_PROBLEM STATEMENT_:
Wherever the word "shape" turns up in a line of the entries, copy that line.

_INPUT ROWS_:
━━━━━━

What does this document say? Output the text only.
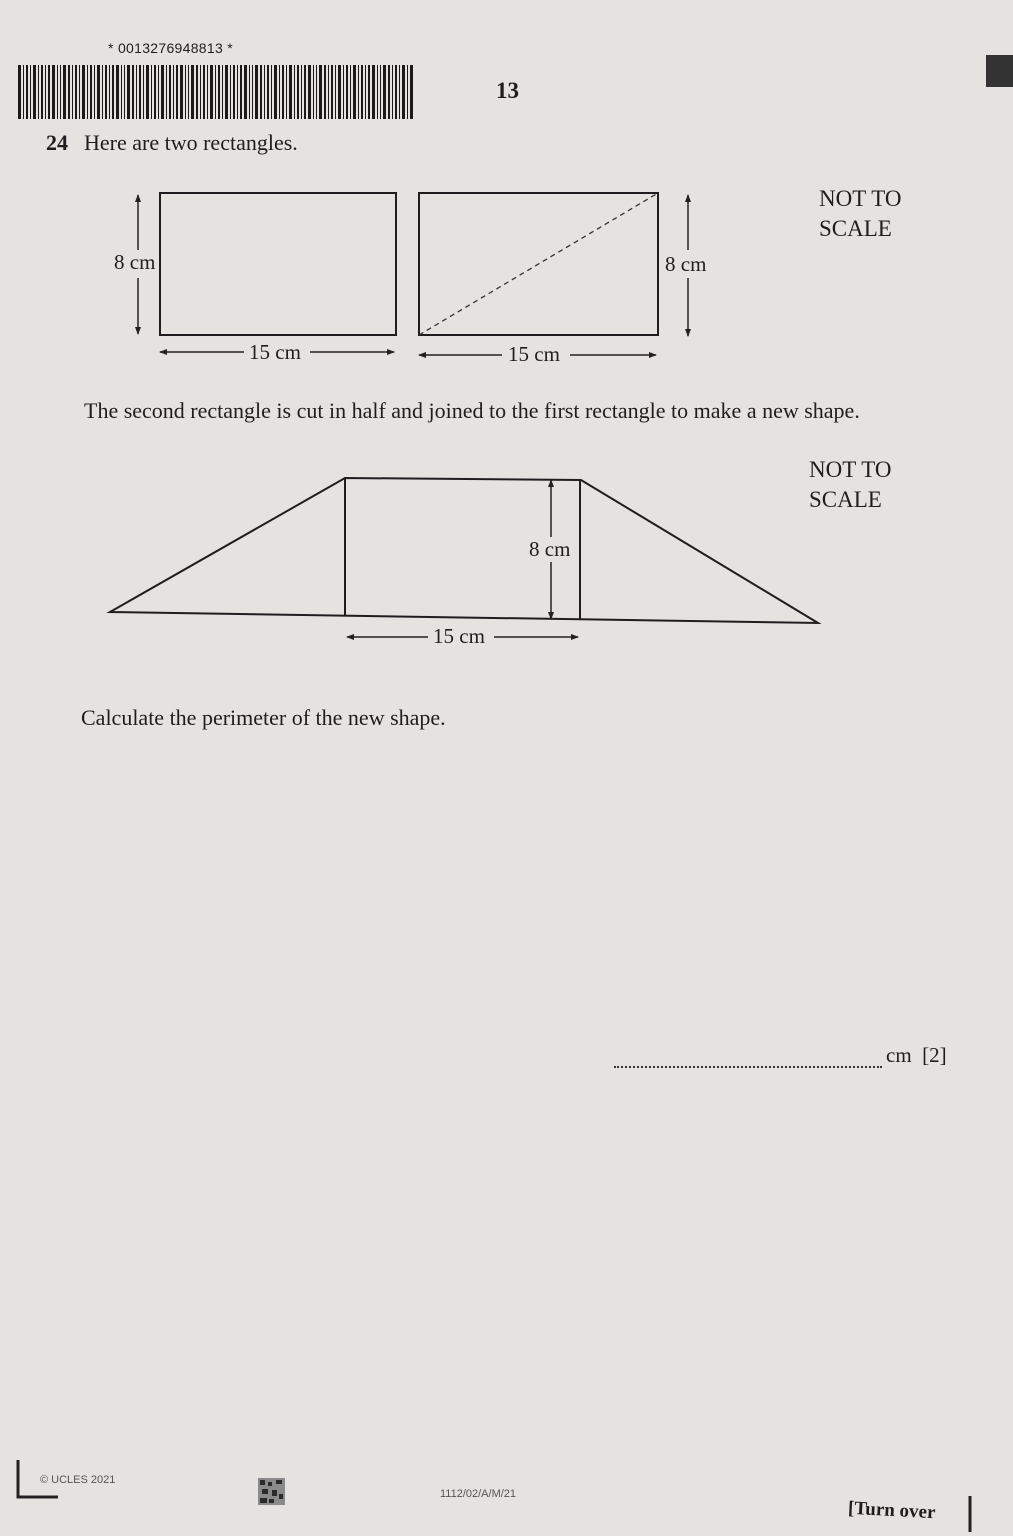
* 0013276948813 *
13
24 Here are two rectangles.
NOT TO
SCALE
8 cm
15 cm
8 cm
15 cm
The second rectangle is cut in half and joined to the first rectangle to make a new shape.
NOT TO
SCALE
8 cm
15 cm
Calculate the perimeter of the new shape.
cm [2]
© UCLES 2021
1112/02/A/M/21
[Turn over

━━━━━━

_REPLY TO THE TASK_:
The second rectangle is cut in half and joined to the first rectangle to make a new shape.
Calculate the perimeter of the new shape.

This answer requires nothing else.